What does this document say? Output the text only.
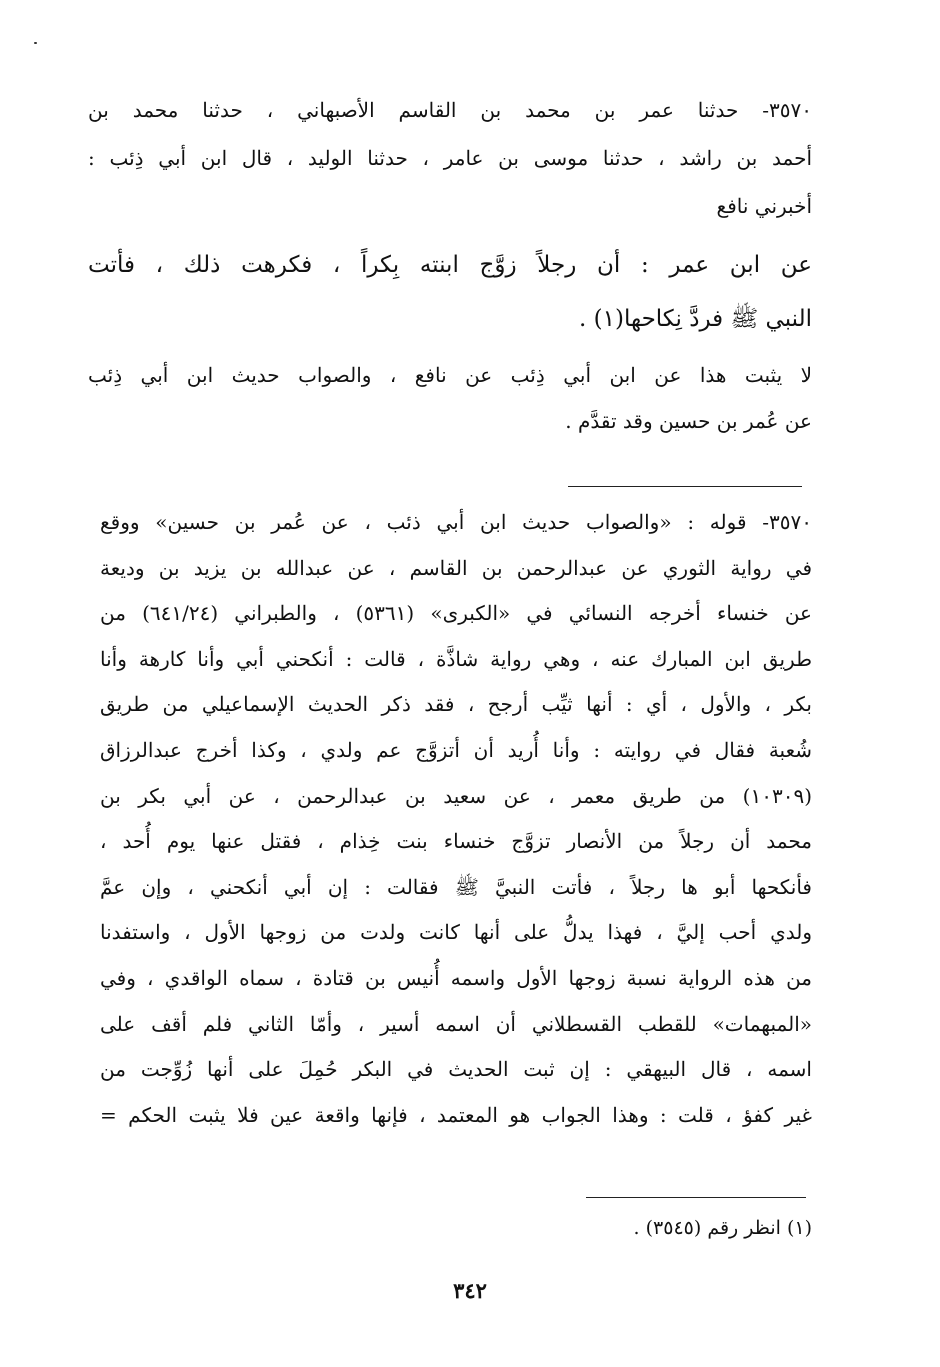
٣٥٧٠- حدثنا عمر بن محمد بن القاسم الأصبهاني ، حدثنا محمد بن
أحمد بن راشد ، حدثنا موسى بن عامر ، حدثنا الوليد ، قال ابن أبي ذِئب :
أخبرني نافع
عن ابن عمر : أن رجلاً زوَّج ابنته بِكراً ، فكرهت ذلك ، فأتت
النبي ﷺ فردَّ نِكاحها(١) .
لا يثبت هذا عن ابن أبي ذِئب عن نافع ، والصواب حديث ابن أبي ذِئب
عن عُمر بن حسين وقد تقدَّم .
٣٥٧٠- قوله : «والصواب حديث ابن أبي ذئب ، عن عُمر بن حسين» ووقع
في رواية الثوري عن عبدالرحمن بن القاسم ، عن عبدالله بن يزيد بن وديعة
عن خنساء أخرجه النسائي في «الكبرى» (٥٣٦١) ، والطبراني (٦٤١/٢٤) من
طريق ابن المبارك عنه ، وهي رواية شاذَّة ، قالت : أنكحني أبي وأنا كارهة وأنا
بكر ، والأول ، أي : أنها ثيِّب أرجح ، فقد ذكر الحديث الإسماعيلي من طريق
شُعبة فقال في روايته : وأنا أُريد أن أتزوَّج عم ولدي ، وكذا أخرج عبدالرزاق
(١٠٣٠٩) من طريق معمر ، عن سعيد بن عبدالرحمن ، عن أبي بكر بن
محمد أن رجلاً من الأنصار تزوَّج خنساء بنت خِذام ، فقتل عنها يوم أُحد ،
فأنكحها أبو ها رجلاً ، فأتت النبيَّ ﷺ فقالت : إن أبي أنكحني ، وإن عمَّ
ولدي أحب إليَّ ، فهذا يدلُّ على أنها كانت ولدت من زوجها الأول ، واستفدنا
من هذه الرواية نسبة زوجها الأول واسمه أُنيس بن قتادة ، سماه الواقدي ، وفي
«المبهمات» للقطب القسطلاني أن اسمه أسير ، وأمّا الثاني فلم أقف على
اسمه ، قال البيهقي : إن ثبت الحديث في البكر حُمِلَ على أنها زُوِّجت من
غير كفؤ ، قلت : وهذا الجواب هو المعتمد ، فإنها واقعة عين فلا يثبت الحكم =
(١) انظر رقم (٣٥٤٥) .
٣٤٢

^^^^^^^^^^^^^^^^

◆ TASK
Only lines that contain the word "أنكحني" are wanted; copy each of them.

◆ TASK SOLUTION
طريق ابن المبارك عنه ، وهي رواية شاذَّة ، قالت : أنكحني أبي وأنا كارهة وأنا
فأنكحها أبو ها رجلاً ، فأتت النبيَّ ﷺ فقالت : إن أبي أنكحني ، وإن عمَّ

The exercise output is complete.